What you need to do: Repeat the whole listing exactly.

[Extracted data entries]
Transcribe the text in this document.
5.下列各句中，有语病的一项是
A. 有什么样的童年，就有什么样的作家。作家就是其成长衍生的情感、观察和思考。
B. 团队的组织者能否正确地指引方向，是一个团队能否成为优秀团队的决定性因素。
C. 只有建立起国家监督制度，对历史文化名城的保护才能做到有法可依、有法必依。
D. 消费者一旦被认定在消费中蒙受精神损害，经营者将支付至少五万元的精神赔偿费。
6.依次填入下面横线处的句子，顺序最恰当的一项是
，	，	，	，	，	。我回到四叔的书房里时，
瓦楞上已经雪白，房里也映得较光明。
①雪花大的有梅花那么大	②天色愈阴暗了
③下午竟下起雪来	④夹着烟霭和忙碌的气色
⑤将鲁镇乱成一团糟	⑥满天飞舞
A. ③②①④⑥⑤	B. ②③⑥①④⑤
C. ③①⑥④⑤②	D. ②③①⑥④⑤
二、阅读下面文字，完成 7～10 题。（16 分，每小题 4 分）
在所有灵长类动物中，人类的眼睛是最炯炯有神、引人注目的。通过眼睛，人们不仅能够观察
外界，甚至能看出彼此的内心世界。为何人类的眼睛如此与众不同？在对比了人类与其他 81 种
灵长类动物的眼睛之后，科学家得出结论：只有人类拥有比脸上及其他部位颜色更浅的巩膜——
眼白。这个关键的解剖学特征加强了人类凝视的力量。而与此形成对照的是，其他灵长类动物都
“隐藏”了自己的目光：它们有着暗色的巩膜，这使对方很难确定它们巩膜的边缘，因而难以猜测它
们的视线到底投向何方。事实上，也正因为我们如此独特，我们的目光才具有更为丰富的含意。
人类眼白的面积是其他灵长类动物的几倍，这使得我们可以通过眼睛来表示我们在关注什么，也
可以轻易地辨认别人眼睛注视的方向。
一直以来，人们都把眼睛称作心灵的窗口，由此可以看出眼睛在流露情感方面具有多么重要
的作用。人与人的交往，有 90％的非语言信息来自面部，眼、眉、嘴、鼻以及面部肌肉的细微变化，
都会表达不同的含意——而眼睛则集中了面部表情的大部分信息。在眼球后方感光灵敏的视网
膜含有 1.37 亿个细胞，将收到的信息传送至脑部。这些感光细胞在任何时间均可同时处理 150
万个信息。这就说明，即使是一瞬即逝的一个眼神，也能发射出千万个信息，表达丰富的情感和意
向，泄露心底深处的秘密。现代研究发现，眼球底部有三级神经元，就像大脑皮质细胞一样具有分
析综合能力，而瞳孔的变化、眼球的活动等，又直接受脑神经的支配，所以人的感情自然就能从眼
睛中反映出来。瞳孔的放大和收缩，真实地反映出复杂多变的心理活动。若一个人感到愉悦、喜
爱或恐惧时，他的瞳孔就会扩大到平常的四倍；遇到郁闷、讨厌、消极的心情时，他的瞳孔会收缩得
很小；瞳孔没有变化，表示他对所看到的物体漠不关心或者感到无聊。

Solved problem:
Transcribe the text in this document.
5.下列各句中，有语病的一项是
A. 有什么样的童年，就有什么样的作家。作家就是其成长衍生的情感、观察和思考。
B. 团队的组织者能否正确地指引方向，是一个团队能否成为优秀团队的决定性因素。
C. 只有建立起国家监督制度，对历史文化名城的保护才能做到有法可依、有法必依。
D. 消费者一旦被认定在消费中蒙受精神损害，经营者将支付至少五万元的精神赔偿费。
6.依次填入下面横线处的句子，顺序最恰当的一项是
，	，	，	，	，	。我回到四叔的书房里时，
瓦楞上已经雪白，房里也映得较光明。
①雪花大的有梅花那么大	②天色愈阴暗了
③下午竟下起雪来	④夹着烟霭和忙碌的气色
⑤将鲁镇乱成一团糟	⑥满天飞舞
A. ③②①④⑥⑤	B. ②③⑥①④⑤
C. ③①⑥④⑤②	D. ②③①⑥④⑤
二、阅读下面文字，完成 7～10 题。（16 分，每小题 4 分）
在所有灵长类动物中，人类的眼睛是最炯炯有神、引人注目的。通过眼睛，人们不仅能够观察
外界，甚至能看出彼此的内心世界。为何人类的眼睛如此与众不同？在对比了人类与其他 81 种
灵长类动物的眼睛之后，科学家得出结论：只有人类拥有比脸上及其他部位颜色更浅的巩膜——
眼白。这个关键的解剖学特征加强了人类凝视的力量。而与此形成对照的是，其他灵长类动物都
“隐藏”了自己的目光：它们有着暗色的巩膜，这使对方很难确定它们巩膜的边缘，因而难以猜测它
们的视线到底投向何方。事实上，也正因为我们如此独特，我们的目光才具有更为丰富的含意。
人类眼白的面积是其他灵长类动物的几倍，这使得我们可以通过眼睛来表示我们在关注什么，也
可以轻易地辨认别人眼睛注视的方向。
一直以来，人们都把眼睛称作心灵的窗口，由此可以看出眼睛在流露情感方面具有多么重要
的作用。人与人的交往，有 90％的非语言信息来自面部，眼、眉、嘴、鼻以及面部肌肉的细微变化，
都会表达不同的含意——而眼睛则集中了面部表情的大部分信息。在眼球后方感光灵敏的视网
膜含有 1.37 亿个细胞，将收到的信息传送至脑部。这些感光细胞在任何时间均可同时处理 150
万个信息。这就说明，即使是一瞬即逝的一个眼神，也能发射出千万个信息，表达丰富的情感和意
向，泄露心底深处的秘密。现代研究发现，眼球底部有三级神经元，就像大脑皮质细胞一样具有分
析综合能力，而瞳孔的变化、眼球的活动等，又直接受脑神经的支配，所以人的感情自然就能从眼
睛中反映出来。瞳孔的放大和收缩，真实地反映出复杂多变的心理活动。若一个人感到愉悦、喜
爱或恐惧时，他的瞳孔就会扩大到平常的四倍；遇到郁闷、讨厌、消极的心情时，他的瞳孔会收缩得
很小；瞳孔没有变化，表示他对所看到的物体漠不关心或者感到无聊。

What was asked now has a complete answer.